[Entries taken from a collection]
-- begin --
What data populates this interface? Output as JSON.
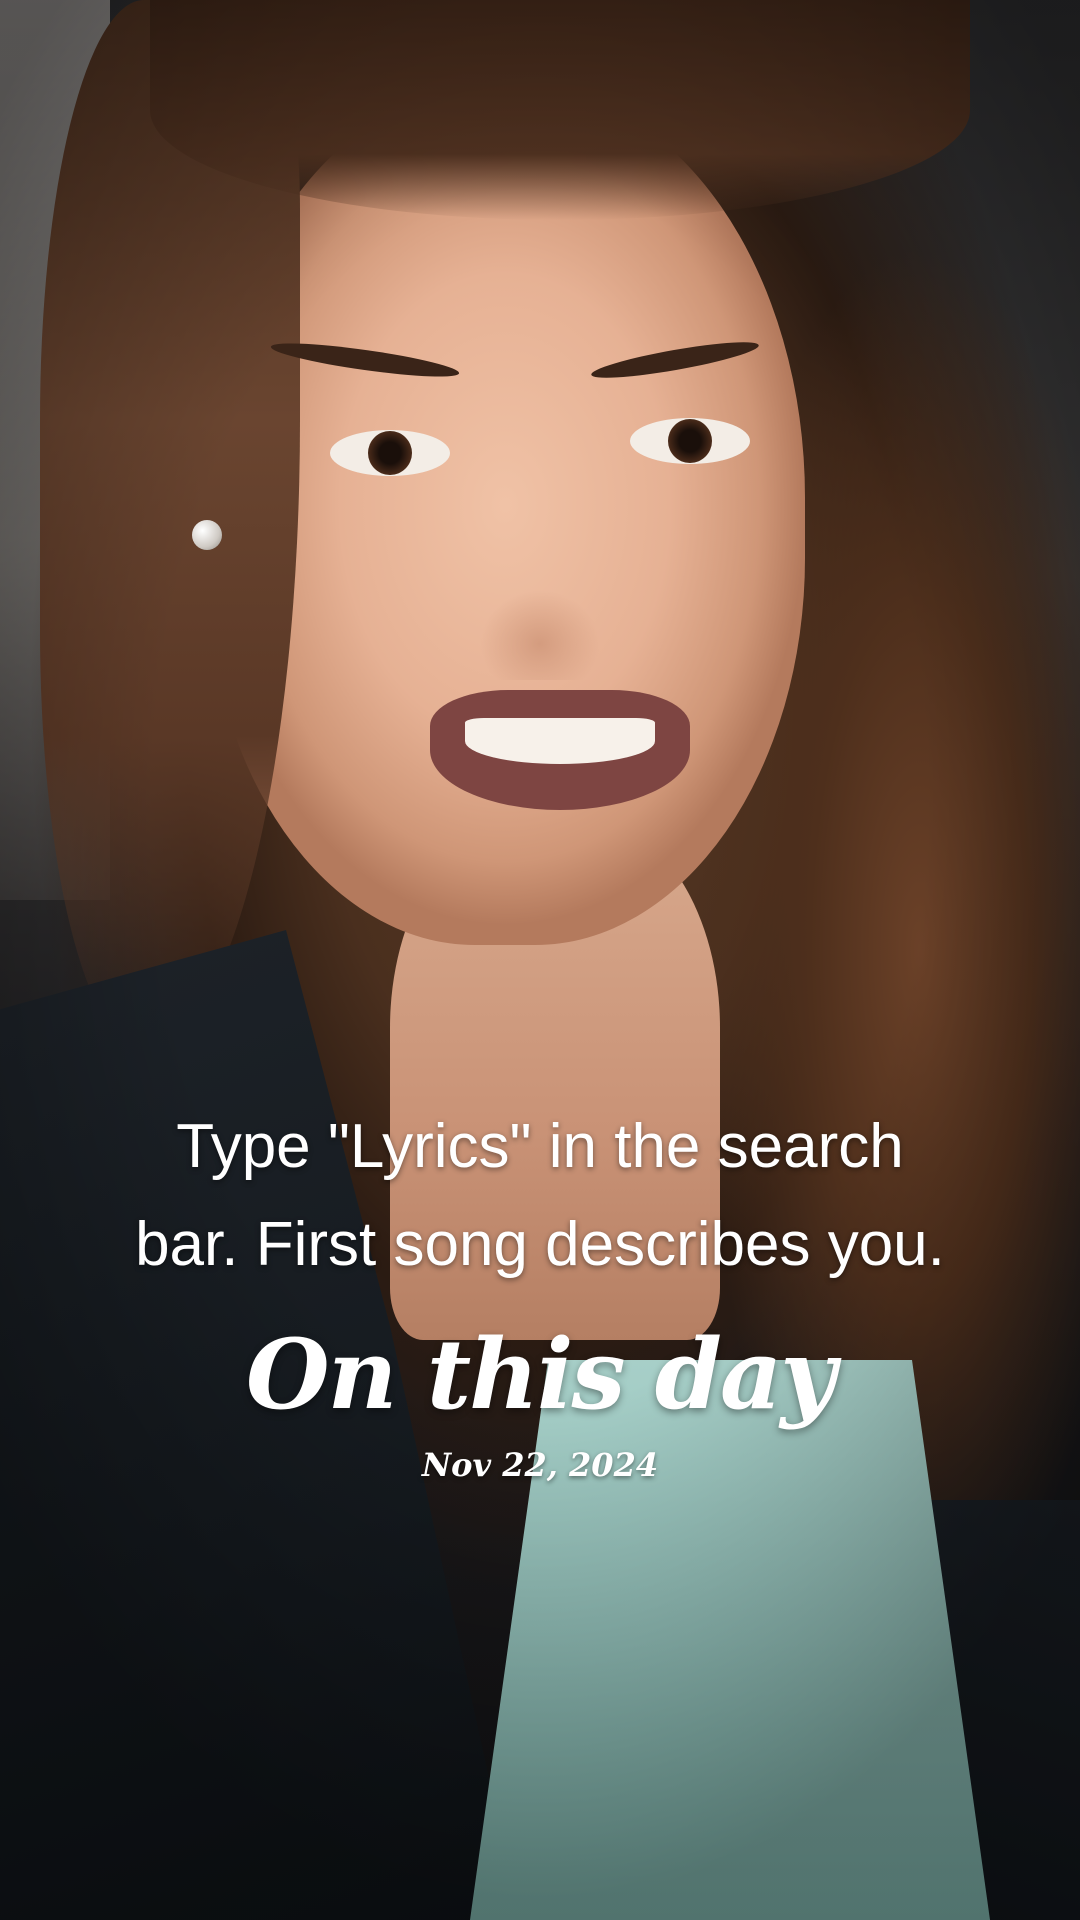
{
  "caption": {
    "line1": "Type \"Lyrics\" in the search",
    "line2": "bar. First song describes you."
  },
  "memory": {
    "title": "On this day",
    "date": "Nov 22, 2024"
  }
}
-- end --
Directions for this task:
In this exercise, set down all of the data exactly, without the pictures.

Solution below:
What data populates this interface? Output as JSON.
{
  "caption": {
    "line1": "Type \"Lyrics\" in the search",
    "line2": "bar. First song describes you."
  },
  "memory": {
    "title": "On this day",
    "date": "Nov 22, 2024"
  }
}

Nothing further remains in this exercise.